=== WRITTEN TASK ===
Each line containing the word "RMSE" should be found and copied.

=== DATASET EXCERPTS ===
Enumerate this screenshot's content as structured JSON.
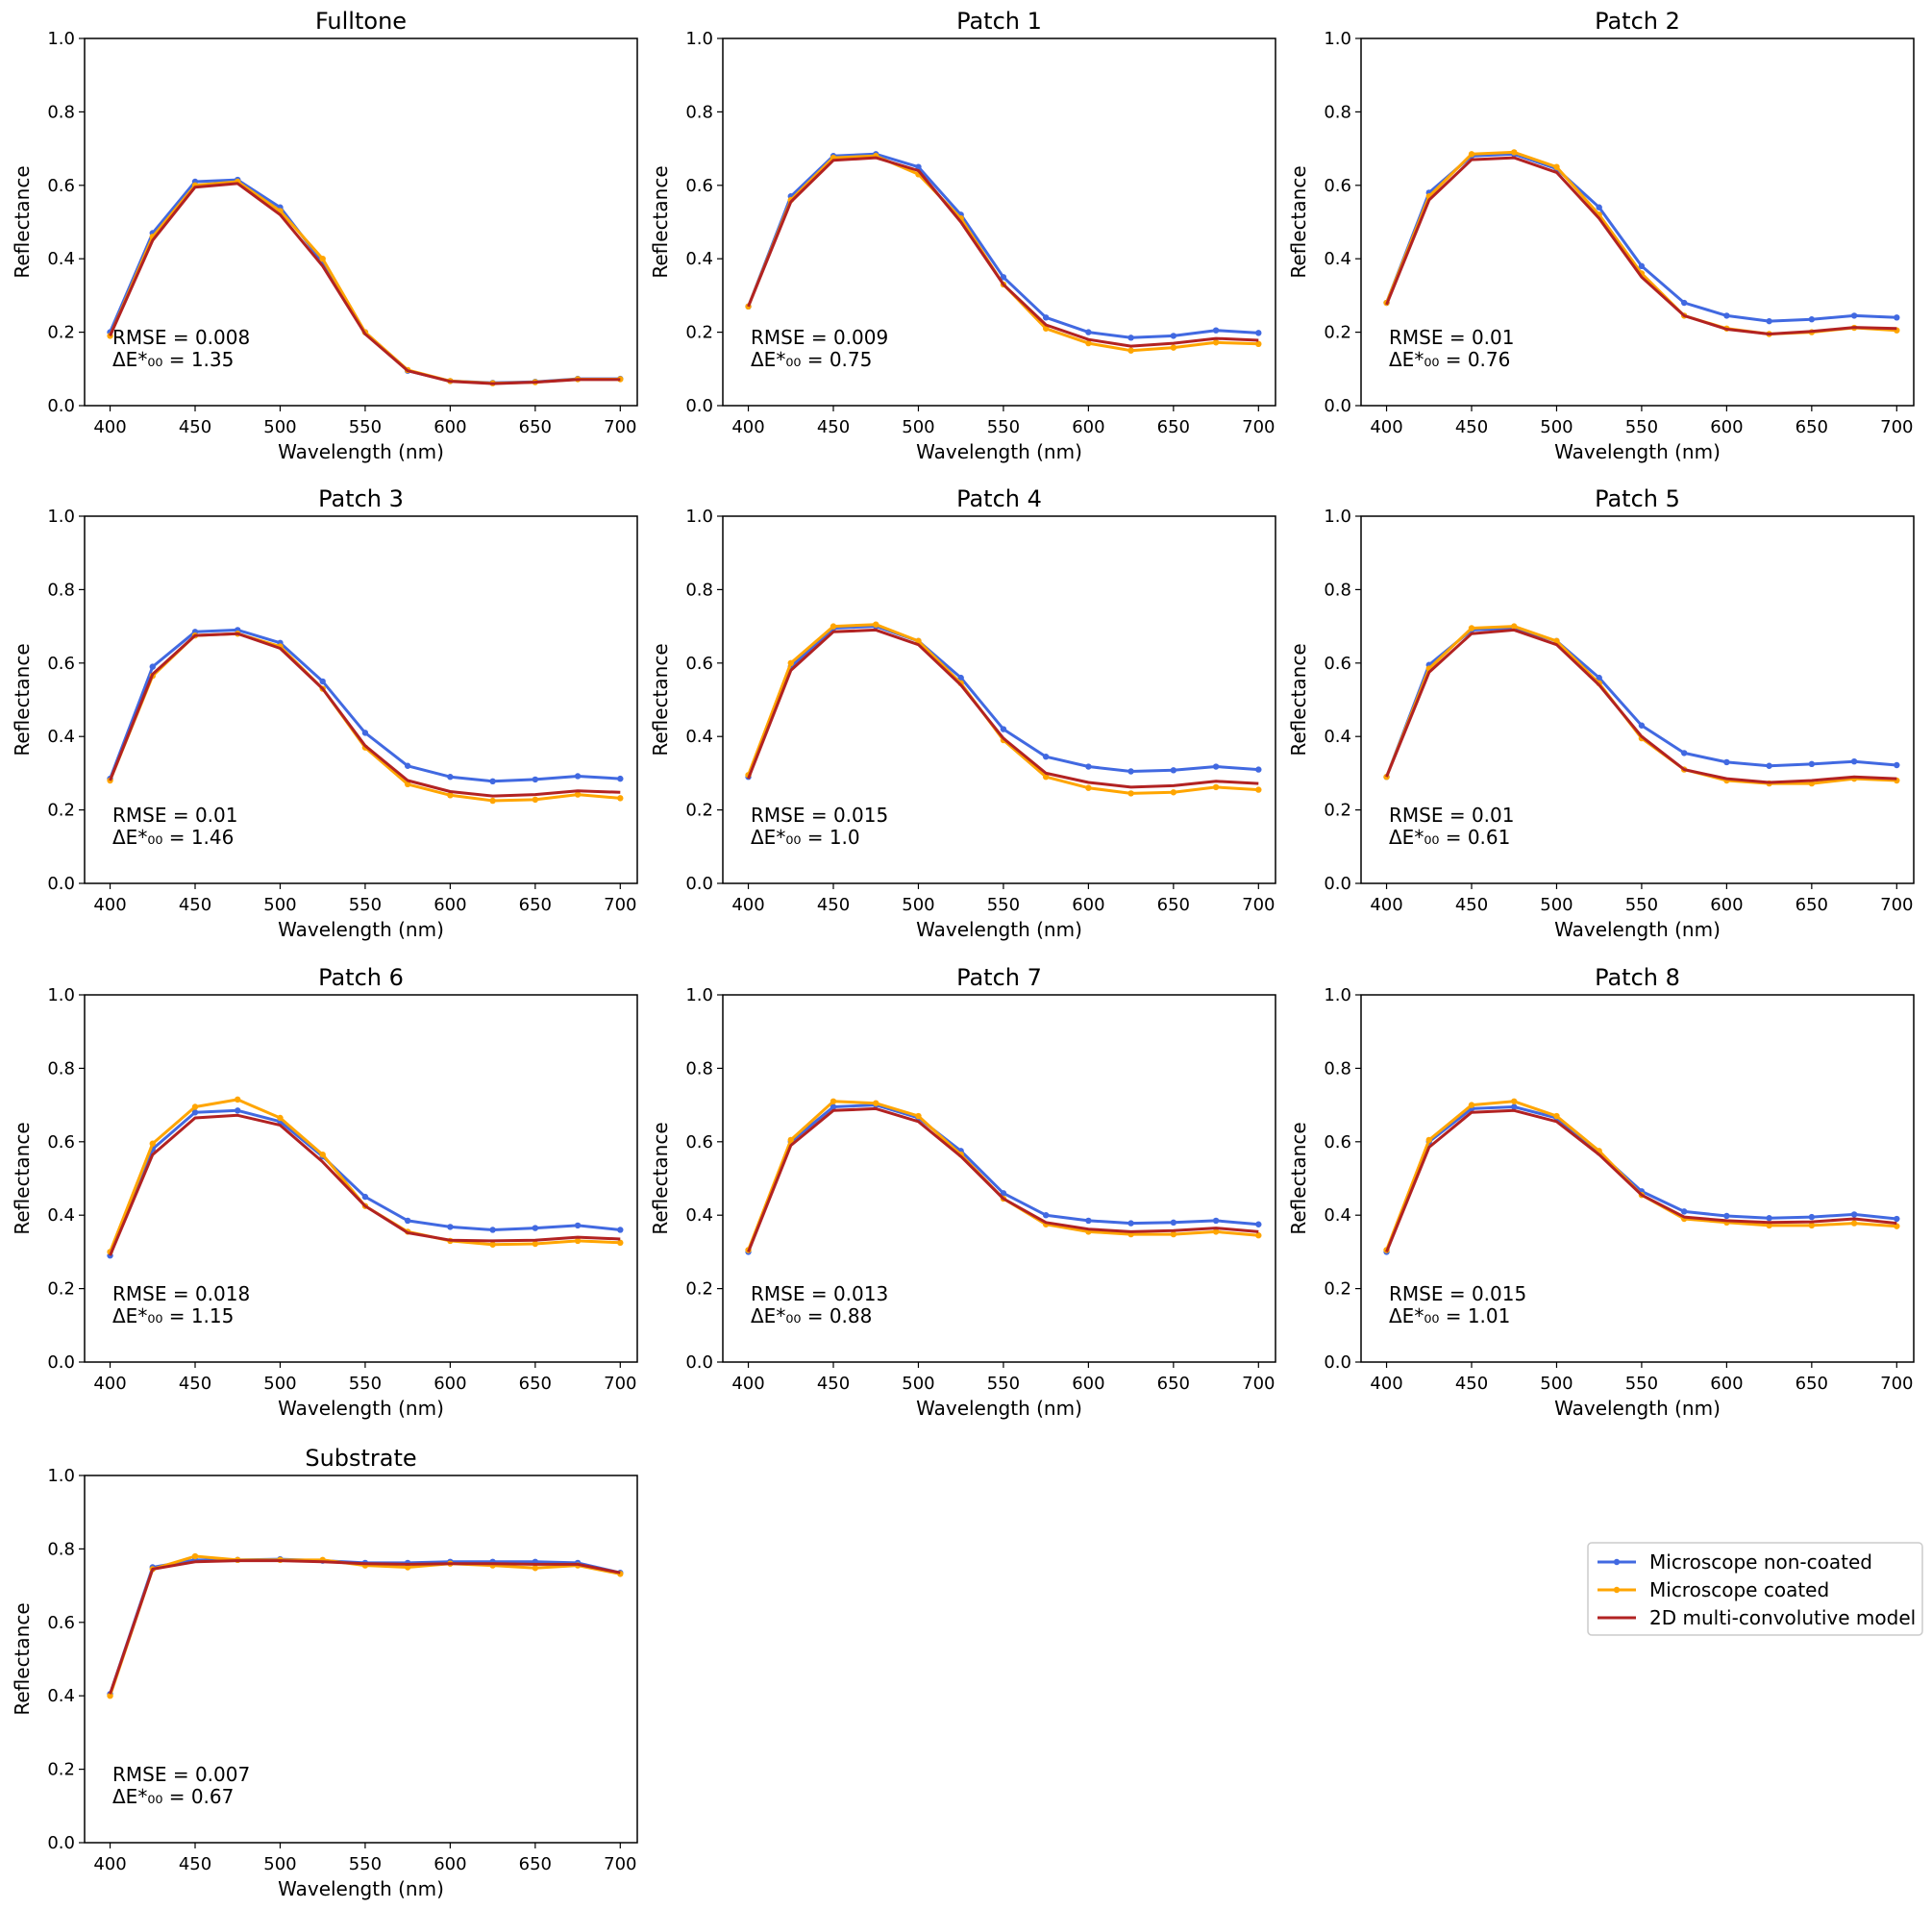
{
  "figure": {
    "legend": [
      {
        "label": "Microscope non-coated",
        "color": "#4169e1",
        "marker": true
      },
      {
        "label": "Microscope coated",
        "color": "#ffa500",
        "marker": true
      },
      {
        "label": "2D multi-convolutive model",
        "color": "#b22222",
        "marker": false
      }
    ]
  },
  "chart_data": [
    {
      "type": "line",
      "title": "Fulltone",
      "xlabel": "Wavelength (nm)",
      "ylabel": "Reflectance",
      "xlim": [
        385,
        710
      ],
      "ylim": [
        0,
        1
      ],
      "xticks": [
        "400",
        "450",
        "500",
        "550",
        "600",
        "650",
        "700"
      ],
      "yticks": [
        "0.0",
        "0.2",
        "0.4",
        "0.6",
        "0.8",
        "1.0"
      ],
      "annotations": [
        "RMSE = 0.008",
        "ΔE*₀₀ = 1.35"
      ],
      "x": [
        400,
        425,
        450,
        475,
        500,
        525,
        550,
        575,
        600,
        625,
        650,
        675,
        700
      ],
      "series": [
        {
          "name": "Microscope non-coated",
          "values": [
            0.2,
            0.47,
            0.61,
            0.615,
            0.54,
            0.39,
            0.2,
            0.095,
            0.067,
            0.062,
            0.065,
            0.073,
            0.073
          ]
        },
        {
          "name": "Microscope coated",
          "values": [
            0.19,
            0.46,
            0.6,
            0.61,
            0.53,
            0.4,
            0.2,
            0.097,
            0.067,
            0.061,
            0.064,
            0.072,
            0.072
          ]
        },
        {
          "name": "2D multi-convolutive model",
          "values": [
            0.19,
            0.45,
            0.595,
            0.605,
            0.52,
            0.38,
            0.195,
            0.095,
            0.066,
            0.06,
            0.064,
            0.071,
            0.071
          ]
        }
      ]
    },
    {
      "type": "line",
      "title": "Patch 1",
      "xlabel": "Wavelength (nm)",
      "ylabel": "Reflectance",
      "xlim": [
        385,
        710
      ],
      "ylim": [
        0,
        1
      ],
      "xticks": [
        "400",
        "450",
        "500",
        "550",
        "600",
        "650",
        "700"
      ],
      "yticks": [
        "0.0",
        "0.2",
        "0.4",
        "0.6",
        "0.8",
        "1.0"
      ],
      "annotations": [
        "RMSE = 0.009",
        "ΔE*₀₀ = 0.75"
      ],
      "x": [
        400,
        425,
        450,
        475,
        500,
        525,
        550,
        575,
        600,
        625,
        650,
        675,
        700
      ],
      "series": [
        {
          "name": "Microscope non-coated",
          "values": [
            0.27,
            0.57,
            0.68,
            0.685,
            0.65,
            0.52,
            0.35,
            0.24,
            0.2,
            0.185,
            0.19,
            0.205,
            0.198
          ]
        },
        {
          "name": "Microscope coated",
          "values": [
            0.27,
            0.56,
            0.675,
            0.68,
            0.63,
            0.51,
            0.33,
            0.21,
            0.17,
            0.15,
            0.158,
            0.172,
            0.168
          ]
        },
        {
          "name": "2D multi-convolutive model",
          "values": [
            0.27,
            0.555,
            0.668,
            0.675,
            0.64,
            0.5,
            0.33,
            0.22,
            0.18,
            0.162,
            0.17,
            0.183,
            0.178
          ]
        }
      ]
    },
    {
      "type": "line",
      "title": "Patch 2",
      "xlabel": "Wavelength (nm)",
      "ylabel": "Reflectance",
      "xlim": [
        385,
        710
      ],
      "ylim": [
        0,
        1
      ],
      "xticks": [
        "400",
        "450",
        "500",
        "550",
        "600",
        "650",
        "700"
      ],
      "yticks": [
        "0.0",
        "0.2",
        "0.4",
        "0.6",
        "0.8",
        "1.0"
      ],
      "annotations": [
        "RMSE = 0.01",
        "ΔE*₀₀ = 0.76"
      ],
      "x": [
        400,
        425,
        450,
        475,
        500,
        525,
        550,
        575,
        600,
        625,
        650,
        675,
        700
      ],
      "series": [
        {
          "name": "Microscope non-coated",
          "values": [
            0.28,
            0.58,
            0.68,
            0.685,
            0.645,
            0.54,
            0.38,
            0.28,
            0.245,
            0.23,
            0.235,
            0.245,
            0.24
          ]
        },
        {
          "name": "Microscope coated",
          "values": [
            0.28,
            0.57,
            0.685,
            0.69,
            0.65,
            0.52,
            0.36,
            0.245,
            0.21,
            0.195,
            0.2,
            0.212,
            0.205
          ]
        },
        {
          "name": "2D multi-convolutive model",
          "values": [
            0.275,
            0.56,
            0.67,
            0.675,
            0.635,
            0.51,
            0.35,
            0.245,
            0.208,
            0.195,
            0.202,
            0.213,
            0.21
          ]
        }
      ]
    },
    {
      "type": "line",
      "title": "Patch 3",
      "xlabel": "Wavelength (nm)",
      "ylabel": "Reflectance",
      "xlim": [
        385,
        710
      ],
      "ylim": [
        0,
        1
      ],
      "xticks": [
        "400",
        "450",
        "500",
        "550",
        "600",
        "650",
        "700"
      ],
      "yticks": [
        "0.0",
        "0.2",
        "0.4",
        "0.6",
        "0.8",
        "1.0"
      ],
      "annotations": [
        "RMSE = 0.01",
        "ΔE*₀₀ = 1.46"
      ],
      "x": [
        400,
        425,
        450,
        475,
        500,
        525,
        550,
        575,
        600,
        625,
        650,
        675,
        700
      ],
      "series": [
        {
          "name": "Microscope non-coated",
          "values": [
            0.285,
            0.59,
            0.685,
            0.69,
            0.655,
            0.55,
            0.41,
            0.32,
            0.29,
            0.278,
            0.283,
            0.292,
            0.285
          ]
        },
        {
          "name": "Microscope coated",
          "values": [
            0.28,
            0.565,
            0.675,
            0.68,
            0.645,
            0.53,
            0.37,
            0.27,
            0.24,
            0.225,
            0.228,
            0.242,
            0.232
          ]
        },
        {
          "name": "2D multi-convolutive model",
          "values": [
            0.28,
            0.57,
            0.675,
            0.68,
            0.64,
            0.53,
            0.375,
            0.28,
            0.25,
            0.238,
            0.242,
            0.252,
            0.248
          ]
        }
      ]
    },
    {
      "type": "line",
      "title": "Patch 4",
      "xlabel": "Wavelength (nm)",
      "ylabel": "Reflectance",
      "xlim": [
        385,
        710
      ],
      "ylim": [
        0,
        1
      ],
      "xticks": [
        "400",
        "450",
        "500",
        "550",
        "600",
        "650",
        "700"
      ],
      "yticks": [
        "0.0",
        "0.2",
        "0.4",
        "0.6",
        "0.8",
        "1.0"
      ],
      "annotations": [
        "RMSE = 0.015",
        "ΔE*₀₀ = 1.0"
      ],
      "x": [
        400,
        425,
        450,
        475,
        500,
        525,
        550,
        575,
        600,
        625,
        650,
        675,
        700
      ],
      "series": [
        {
          "name": "Microscope non-coated",
          "values": [
            0.29,
            0.59,
            0.695,
            0.7,
            0.66,
            0.56,
            0.42,
            0.345,
            0.318,
            0.305,
            0.308,
            0.318,
            0.31
          ]
        },
        {
          "name": "Microscope coated",
          "values": [
            0.295,
            0.6,
            0.7,
            0.705,
            0.66,
            0.545,
            0.39,
            0.29,
            0.26,
            0.245,
            0.248,
            0.262,
            0.255
          ]
        },
        {
          "name": "2D multi-convolutive model",
          "values": [
            0.285,
            0.58,
            0.685,
            0.69,
            0.65,
            0.54,
            0.395,
            0.3,
            0.275,
            0.262,
            0.266,
            0.278,
            0.272
          ]
        }
      ]
    },
    {
      "type": "line",
      "title": "Patch 5",
      "xlabel": "Wavelength (nm)",
      "ylabel": "Reflectance",
      "xlim": [
        385,
        710
      ],
      "ylim": [
        0,
        1
      ],
      "xticks": [
        "400",
        "450",
        "500",
        "550",
        "600",
        "650",
        "700"
      ],
      "yticks": [
        "0.0",
        "0.2",
        "0.4",
        "0.6",
        "0.8",
        "1.0"
      ],
      "annotations": [
        "RMSE = 0.01",
        "ΔE*₀₀ = 0.61"
      ],
      "x": [
        400,
        425,
        450,
        475,
        500,
        525,
        550,
        575,
        600,
        625,
        650,
        675,
        700
      ],
      "series": [
        {
          "name": "Microscope non-coated",
          "values": [
            0.29,
            0.595,
            0.69,
            0.695,
            0.66,
            0.56,
            0.43,
            0.355,
            0.33,
            0.32,
            0.325,
            0.332,
            0.322
          ]
        },
        {
          "name": "Microscope coated",
          "values": [
            0.29,
            0.585,
            0.695,
            0.7,
            0.66,
            0.545,
            0.395,
            0.31,
            0.28,
            0.272,
            0.272,
            0.285,
            0.28
          ]
        },
        {
          "name": "2D multi-convolutive model",
          "values": [
            0.29,
            0.575,
            0.68,
            0.69,
            0.65,
            0.54,
            0.4,
            0.31,
            0.285,
            0.275,
            0.28,
            0.29,
            0.285
          ]
        }
      ]
    },
    {
      "type": "line",
      "title": "Patch 6",
      "xlabel": "Wavelength (nm)",
      "ylabel": "Reflectance",
      "xlim": [
        385,
        710
      ],
      "ylim": [
        0,
        1
      ],
      "xticks": [
        "400",
        "450",
        "500",
        "550",
        "600",
        "650",
        "700"
      ],
      "yticks": [
        "0.0",
        "0.2",
        "0.4",
        "0.6",
        "0.8",
        "1.0"
      ],
      "annotations": [
        "RMSE = 0.018",
        "ΔE*₀₀ = 1.15"
      ],
      "x": [
        400,
        425,
        450,
        475,
        500,
        525,
        550,
        575,
        600,
        625,
        650,
        675,
        700
      ],
      "series": [
        {
          "name": "Microscope non-coated",
          "values": [
            0.29,
            0.58,
            0.68,
            0.685,
            0.655,
            0.56,
            0.45,
            0.385,
            0.368,
            0.36,
            0.365,
            0.372,
            0.36
          ]
        },
        {
          "name": "Microscope coated",
          "values": [
            0.3,
            0.595,
            0.695,
            0.715,
            0.665,
            0.565,
            0.425,
            0.355,
            0.33,
            0.32,
            0.322,
            0.33,
            0.325
          ]
        },
        {
          "name": "2D multi-convolutive model",
          "values": [
            0.29,
            0.565,
            0.665,
            0.672,
            0.645,
            0.545,
            0.425,
            0.352,
            0.332,
            0.33,
            0.332,
            0.34,
            0.335
          ]
        }
      ]
    },
    {
      "type": "line",
      "title": "Patch 7",
      "xlabel": "Wavelength (nm)",
      "ylabel": "Reflectance",
      "xlim": [
        385,
        710
      ],
      "ylim": [
        0,
        1
      ],
      "xticks": [
        "400",
        "450",
        "500",
        "550",
        "600",
        "650",
        "700"
      ],
      "yticks": [
        "0.0",
        "0.2",
        "0.4",
        "0.6",
        "0.8",
        "1.0"
      ],
      "annotations": [
        "RMSE = 0.013",
        "ΔE*₀₀ = 0.88"
      ],
      "x": [
        400,
        425,
        450,
        475,
        500,
        525,
        550,
        575,
        600,
        625,
        650,
        675,
        700
      ],
      "series": [
        {
          "name": "Microscope non-coated",
          "values": [
            0.3,
            0.6,
            0.695,
            0.7,
            0.665,
            0.575,
            0.46,
            0.4,
            0.385,
            0.378,
            0.38,
            0.385,
            0.375
          ]
        },
        {
          "name": "Microscope coated",
          "values": [
            0.305,
            0.605,
            0.71,
            0.705,
            0.67,
            0.565,
            0.445,
            0.375,
            0.355,
            0.348,
            0.348,
            0.355,
            0.345
          ]
        },
        {
          "name": "2D multi-convolutive model",
          "values": [
            0.3,
            0.59,
            0.685,
            0.69,
            0.655,
            0.56,
            0.445,
            0.38,
            0.362,
            0.355,
            0.358,
            0.365,
            0.355
          ]
        }
      ]
    },
    {
      "type": "line",
      "title": "Patch 8",
      "xlabel": "Wavelength (nm)",
      "ylabel": "Reflectance",
      "xlim": [
        385,
        710
      ],
      "ylim": [
        0,
        1
      ],
      "xticks": [
        "400",
        "450",
        "500",
        "550",
        "600",
        "650",
        "700"
      ],
      "yticks": [
        "0.0",
        "0.2",
        "0.4",
        "0.6",
        "0.8",
        "1.0"
      ],
      "annotations": [
        "RMSE = 0.015",
        "ΔE*₀₀ = 1.01"
      ],
      "x": [
        400,
        425,
        450,
        475,
        500,
        525,
        550,
        575,
        600,
        625,
        650,
        675,
        700
      ],
      "series": [
        {
          "name": "Microscope non-coated",
          "values": [
            0.3,
            0.6,
            0.69,
            0.695,
            0.665,
            0.57,
            0.465,
            0.41,
            0.398,
            0.392,
            0.395,
            0.402,
            0.39
          ]
        },
        {
          "name": "Microscope coated",
          "values": [
            0.305,
            0.605,
            0.7,
            0.71,
            0.67,
            0.575,
            0.455,
            0.39,
            0.38,
            0.372,
            0.372,
            0.378,
            0.37
          ]
        },
        {
          "name": "2D multi-convolutive model",
          "values": [
            0.3,
            0.585,
            0.68,
            0.685,
            0.655,
            0.565,
            0.455,
            0.395,
            0.385,
            0.38,
            0.382,
            0.39,
            0.378
          ]
        }
      ]
    },
    {
      "type": "line",
      "title": "Substrate",
      "xlabel": "Wavelength (nm)",
      "ylabel": "Reflectance",
      "xlim": [
        385,
        710
      ],
      "ylim": [
        0,
        1
      ],
      "xticks": [
        "400",
        "450",
        "500",
        "550",
        "600",
        "650",
        "700"
      ],
      "yticks": [
        "0.0",
        "0.2",
        "0.4",
        "0.6",
        "0.8",
        "1.0"
      ],
      "annotations": [
        "RMSE = 0.007",
        "ΔE*₀₀ = 0.67"
      ],
      "x": [
        400,
        425,
        450,
        475,
        500,
        525,
        550,
        575,
        600,
        625,
        650,
        675,
        700
      ],
      "series": [
        {
          "name": "Microscope non-coated",
          "values": [
            0.405,
            0.75,
            0.77,
            0.77,
            0.772,
            0.768,
            0.762,
            0.762,
            0.765,
            0.765,
            0.765,
            0.762,
            0.735
          ]
        },
        {
          "name": "Microscope coated",
          "values": [
            0.4,
            0.745,
            0.78,
            0.77,
            0.77,
            0.77,
            0.755,
            0.75,
            0.76,
            0.755,
            0.748,
            0.755,
            0.732
          ]
        },
        {
          "name": "2D multi-convolutive model",
          "values": [
            0.405,
            0.745,
            0.765,
            0.768,
            0.768,
            0.765,
            0.76,
            0.758,
            0.76,
            0.76,
            0.758,
            0.758,
            0.735
          ]
        }
      ]
    }
  ]
}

=== CORRECT OUTPUT ===
        "RMSE = 0.008",
        "RMSE = 0.009",
        "RMSE = 0.01",
        "RMSE = 0.01",
        "RMSE = 0.015",
        "RMSE = 0.01",
        "RMSE = 0.018",
        "RMSE = 0.013",
        "RMSE = 0.015",
        "RMSE = 0.007",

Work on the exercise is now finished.